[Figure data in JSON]
_ _ _ _ _

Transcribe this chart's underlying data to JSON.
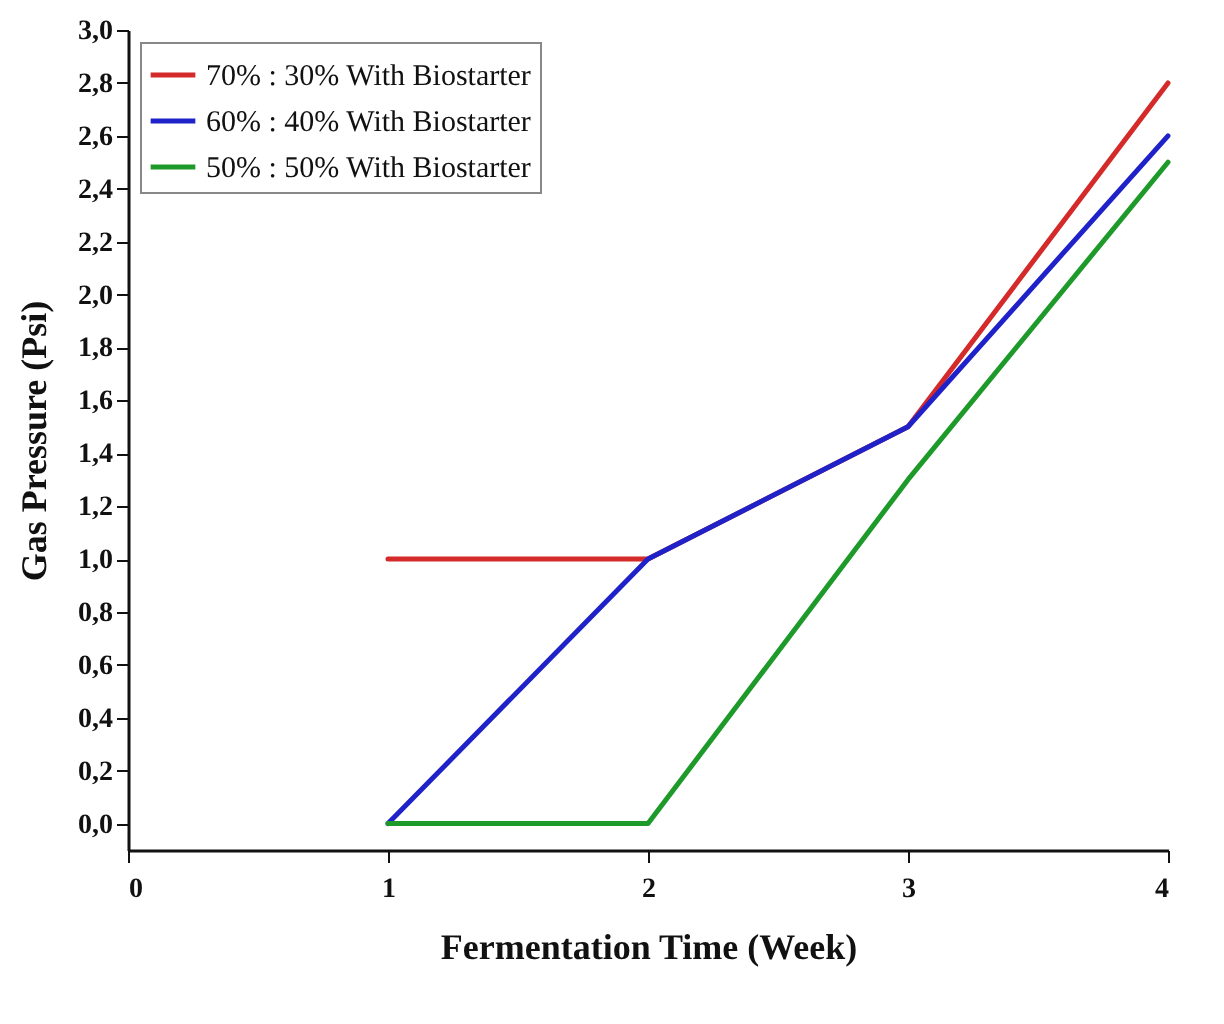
{
  "chart_data": {
    "type": "line",
    "xlabel": "Fermentation Time (Week)",
    "ylabel": "Gas Pressure (Psi)",
    "x": [
      1,
      2,
      3,
      4
    ],
    "series": [
      {
        "name": "70% : 30% With Biostarter",
        "color": "#d42a2a",
        "values": [
          1,
          1,
          1.5,
          2.8
        ]
      },
      {
        "name": "60% : 40% With Biostarter",
        "color": "#1f22c8",
        "values": [
          0,
          1,
          1.5,
          2.6
        ]
      },
      {
        "name": "50% : 50% With Biostarter",
        "color": "#1e9a2a",
        "values": [
          0,
          0,
          1.3,
          2.5
        ]
      }
    ],
    "xlim": [
      0,
      4
    ],
    "xticks": [
      0,
      1,
      2,
      3,
      4
    ],
    "ylim": [
      -0.1,
      3.0
    ],
    "yticks": [
      {
        "value": 0,
        "label": "0,0"
      },
      {
        "value": 0.2,
        "label": "0,2"
      },
      {
        "value": 0.4,
        "label": "0,4"
      },
      {
        "value": 0.6,
        "label": "0,6"
      },
      {
        "value": 0.8,
        "label": "0,8"
      },
      {
        "value": 1,
        "label": "1,0"
      },
      {
        "value": 1.2,
        "label": "1,2"
      },
      {
        "value": 1.4,
        "label": "1,4"
      },
      {
        "value": 1.6,
        "label": "1,6"
      },
      {
        "value": 1.8,
        "label": "1,8"
      },
      {
        "value": 2,
        "label": "2,0"
      },
      {
        "value": 2.2,
        "label": "2,2"
      },
      {
        "value": 2.4,
        "label": "2,4"
      },
      {
        "value": 2.6,
        "label": "2,6"
      },
      {
        "value": 2.8,
        "label": "2,8"
      },
      {
        "value": 3,
        "label": "3,0"
      }
    ],
    "legend": "top left",
    "grid": false,
    "marker": "none",
    "line_style": "solid"
  }
}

_ _ _ _ _

▶ [WHAT THE TASK ASKS]:
Going through the entries above, report how many lines include the string "With". The number alone is the answer.

▶ [RESULT OF THE TASK]:
3